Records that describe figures
* begin *

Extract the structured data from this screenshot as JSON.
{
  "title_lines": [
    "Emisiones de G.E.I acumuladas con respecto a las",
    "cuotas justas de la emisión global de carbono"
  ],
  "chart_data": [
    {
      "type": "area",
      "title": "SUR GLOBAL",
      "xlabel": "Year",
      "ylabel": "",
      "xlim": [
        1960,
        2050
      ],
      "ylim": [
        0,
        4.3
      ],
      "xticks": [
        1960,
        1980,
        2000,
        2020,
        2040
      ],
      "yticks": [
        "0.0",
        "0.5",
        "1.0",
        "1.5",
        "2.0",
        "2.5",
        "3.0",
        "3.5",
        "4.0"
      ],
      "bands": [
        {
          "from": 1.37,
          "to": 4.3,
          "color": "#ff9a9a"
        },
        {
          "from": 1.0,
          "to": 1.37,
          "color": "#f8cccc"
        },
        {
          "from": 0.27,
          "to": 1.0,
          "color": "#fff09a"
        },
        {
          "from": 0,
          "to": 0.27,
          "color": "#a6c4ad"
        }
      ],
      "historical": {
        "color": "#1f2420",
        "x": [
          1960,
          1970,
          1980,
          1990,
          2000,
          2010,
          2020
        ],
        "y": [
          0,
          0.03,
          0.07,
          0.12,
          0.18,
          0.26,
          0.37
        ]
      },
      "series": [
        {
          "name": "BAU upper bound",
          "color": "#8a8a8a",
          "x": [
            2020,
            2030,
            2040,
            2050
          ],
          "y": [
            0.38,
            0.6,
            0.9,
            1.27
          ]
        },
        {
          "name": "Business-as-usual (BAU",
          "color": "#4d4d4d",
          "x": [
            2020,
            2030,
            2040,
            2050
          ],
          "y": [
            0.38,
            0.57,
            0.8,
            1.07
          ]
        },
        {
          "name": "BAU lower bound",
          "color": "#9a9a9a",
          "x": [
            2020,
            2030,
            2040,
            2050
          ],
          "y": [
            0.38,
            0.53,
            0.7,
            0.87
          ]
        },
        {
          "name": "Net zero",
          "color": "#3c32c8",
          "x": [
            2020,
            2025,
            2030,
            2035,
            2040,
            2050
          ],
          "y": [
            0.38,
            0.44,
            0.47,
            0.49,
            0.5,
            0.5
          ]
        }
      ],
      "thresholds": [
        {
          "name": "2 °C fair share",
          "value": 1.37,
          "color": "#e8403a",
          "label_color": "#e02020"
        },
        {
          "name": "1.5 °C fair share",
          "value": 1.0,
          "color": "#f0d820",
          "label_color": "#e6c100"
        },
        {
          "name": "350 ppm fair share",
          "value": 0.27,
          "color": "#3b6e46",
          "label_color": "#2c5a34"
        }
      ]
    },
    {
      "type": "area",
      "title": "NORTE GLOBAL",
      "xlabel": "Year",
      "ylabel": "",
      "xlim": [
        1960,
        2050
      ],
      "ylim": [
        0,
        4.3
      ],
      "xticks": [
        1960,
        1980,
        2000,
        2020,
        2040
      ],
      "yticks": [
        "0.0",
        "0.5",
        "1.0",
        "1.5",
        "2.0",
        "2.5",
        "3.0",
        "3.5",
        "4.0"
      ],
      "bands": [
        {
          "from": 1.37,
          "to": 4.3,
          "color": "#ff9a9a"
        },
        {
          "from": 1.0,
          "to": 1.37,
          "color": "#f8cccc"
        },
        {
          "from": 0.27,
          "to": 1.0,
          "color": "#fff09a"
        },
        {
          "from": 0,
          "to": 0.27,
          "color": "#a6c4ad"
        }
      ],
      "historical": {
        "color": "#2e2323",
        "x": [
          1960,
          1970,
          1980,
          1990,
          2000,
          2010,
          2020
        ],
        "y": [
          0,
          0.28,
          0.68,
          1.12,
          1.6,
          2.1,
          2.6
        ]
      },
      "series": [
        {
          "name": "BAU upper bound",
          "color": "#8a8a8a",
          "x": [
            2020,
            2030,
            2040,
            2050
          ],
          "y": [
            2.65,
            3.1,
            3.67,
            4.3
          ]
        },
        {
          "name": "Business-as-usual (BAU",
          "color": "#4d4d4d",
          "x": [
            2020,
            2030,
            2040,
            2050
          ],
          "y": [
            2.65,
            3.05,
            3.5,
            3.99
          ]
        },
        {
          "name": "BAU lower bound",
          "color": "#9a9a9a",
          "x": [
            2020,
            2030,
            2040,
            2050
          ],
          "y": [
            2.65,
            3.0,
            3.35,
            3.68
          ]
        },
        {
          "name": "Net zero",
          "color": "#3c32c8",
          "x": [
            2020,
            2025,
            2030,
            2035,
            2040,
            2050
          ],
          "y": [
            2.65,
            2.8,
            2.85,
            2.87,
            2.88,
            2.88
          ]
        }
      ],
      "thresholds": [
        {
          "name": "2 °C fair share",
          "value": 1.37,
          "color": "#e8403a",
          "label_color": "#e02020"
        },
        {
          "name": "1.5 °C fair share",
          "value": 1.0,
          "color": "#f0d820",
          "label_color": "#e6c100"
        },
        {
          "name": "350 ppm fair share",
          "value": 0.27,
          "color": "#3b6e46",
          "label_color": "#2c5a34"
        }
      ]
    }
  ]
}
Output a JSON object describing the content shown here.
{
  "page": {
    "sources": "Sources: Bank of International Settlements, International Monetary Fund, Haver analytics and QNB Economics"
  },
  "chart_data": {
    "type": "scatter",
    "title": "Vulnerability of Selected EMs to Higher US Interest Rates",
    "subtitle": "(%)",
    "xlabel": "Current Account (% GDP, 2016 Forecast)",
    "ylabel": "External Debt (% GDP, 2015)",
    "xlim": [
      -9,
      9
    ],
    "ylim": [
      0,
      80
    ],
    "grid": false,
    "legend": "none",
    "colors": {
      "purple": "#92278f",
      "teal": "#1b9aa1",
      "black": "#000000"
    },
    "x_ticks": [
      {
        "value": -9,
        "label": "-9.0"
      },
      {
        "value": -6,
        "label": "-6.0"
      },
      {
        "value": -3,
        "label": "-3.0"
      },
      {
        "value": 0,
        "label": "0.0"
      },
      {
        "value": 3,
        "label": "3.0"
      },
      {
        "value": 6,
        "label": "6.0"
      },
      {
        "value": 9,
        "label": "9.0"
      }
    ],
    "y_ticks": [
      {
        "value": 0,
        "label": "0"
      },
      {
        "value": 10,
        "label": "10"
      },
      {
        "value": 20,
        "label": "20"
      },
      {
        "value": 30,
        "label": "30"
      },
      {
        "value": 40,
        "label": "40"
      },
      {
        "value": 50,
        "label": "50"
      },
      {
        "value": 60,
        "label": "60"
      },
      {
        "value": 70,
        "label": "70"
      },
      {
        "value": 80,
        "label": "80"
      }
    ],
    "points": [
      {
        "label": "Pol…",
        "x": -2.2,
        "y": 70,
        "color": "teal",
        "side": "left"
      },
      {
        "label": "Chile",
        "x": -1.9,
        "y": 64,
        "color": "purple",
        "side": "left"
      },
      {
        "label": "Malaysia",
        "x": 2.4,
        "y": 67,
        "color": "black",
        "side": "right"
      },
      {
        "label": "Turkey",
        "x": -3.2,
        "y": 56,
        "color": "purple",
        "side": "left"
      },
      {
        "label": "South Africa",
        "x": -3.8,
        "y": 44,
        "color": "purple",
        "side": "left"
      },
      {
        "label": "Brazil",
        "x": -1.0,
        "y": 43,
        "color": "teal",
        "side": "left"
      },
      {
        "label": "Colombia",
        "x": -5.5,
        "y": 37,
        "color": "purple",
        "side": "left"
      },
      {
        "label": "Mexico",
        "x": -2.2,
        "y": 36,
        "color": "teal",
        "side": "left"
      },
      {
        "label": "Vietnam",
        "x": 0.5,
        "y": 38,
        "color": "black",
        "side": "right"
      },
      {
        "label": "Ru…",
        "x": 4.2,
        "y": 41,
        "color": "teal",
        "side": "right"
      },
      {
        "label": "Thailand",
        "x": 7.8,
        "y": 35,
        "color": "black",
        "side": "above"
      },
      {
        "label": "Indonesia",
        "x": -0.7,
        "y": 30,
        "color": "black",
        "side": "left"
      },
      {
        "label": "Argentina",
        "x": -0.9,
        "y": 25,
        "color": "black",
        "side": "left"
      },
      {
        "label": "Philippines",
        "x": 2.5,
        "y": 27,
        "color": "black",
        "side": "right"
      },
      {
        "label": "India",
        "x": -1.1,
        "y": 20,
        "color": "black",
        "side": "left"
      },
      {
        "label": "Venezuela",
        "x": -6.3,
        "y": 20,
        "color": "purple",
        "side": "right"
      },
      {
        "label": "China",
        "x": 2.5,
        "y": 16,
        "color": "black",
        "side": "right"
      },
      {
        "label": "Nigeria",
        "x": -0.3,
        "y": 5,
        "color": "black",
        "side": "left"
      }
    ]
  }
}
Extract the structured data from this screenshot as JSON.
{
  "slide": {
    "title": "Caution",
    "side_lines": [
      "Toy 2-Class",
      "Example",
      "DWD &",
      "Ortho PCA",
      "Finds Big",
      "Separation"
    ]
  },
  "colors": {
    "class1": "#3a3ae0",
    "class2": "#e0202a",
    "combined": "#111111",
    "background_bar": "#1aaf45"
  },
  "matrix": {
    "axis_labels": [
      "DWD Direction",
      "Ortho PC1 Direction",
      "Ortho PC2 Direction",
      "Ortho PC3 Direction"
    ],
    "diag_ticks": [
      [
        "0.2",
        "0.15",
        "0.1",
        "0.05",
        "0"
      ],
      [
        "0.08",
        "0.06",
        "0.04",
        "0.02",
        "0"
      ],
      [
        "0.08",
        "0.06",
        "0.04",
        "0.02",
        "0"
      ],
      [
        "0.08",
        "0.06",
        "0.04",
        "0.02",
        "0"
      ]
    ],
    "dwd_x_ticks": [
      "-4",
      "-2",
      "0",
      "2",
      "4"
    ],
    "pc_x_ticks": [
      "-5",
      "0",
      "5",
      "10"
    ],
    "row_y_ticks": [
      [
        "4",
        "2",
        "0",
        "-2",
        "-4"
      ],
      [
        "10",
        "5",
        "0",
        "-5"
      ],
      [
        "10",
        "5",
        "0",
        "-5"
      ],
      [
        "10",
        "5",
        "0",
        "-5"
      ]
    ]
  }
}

* end *

- **SET EXERCISE**
Determine the number of lines in the records that include the string "Ortho", and respond with that number only.

- **THE ANSWER**
4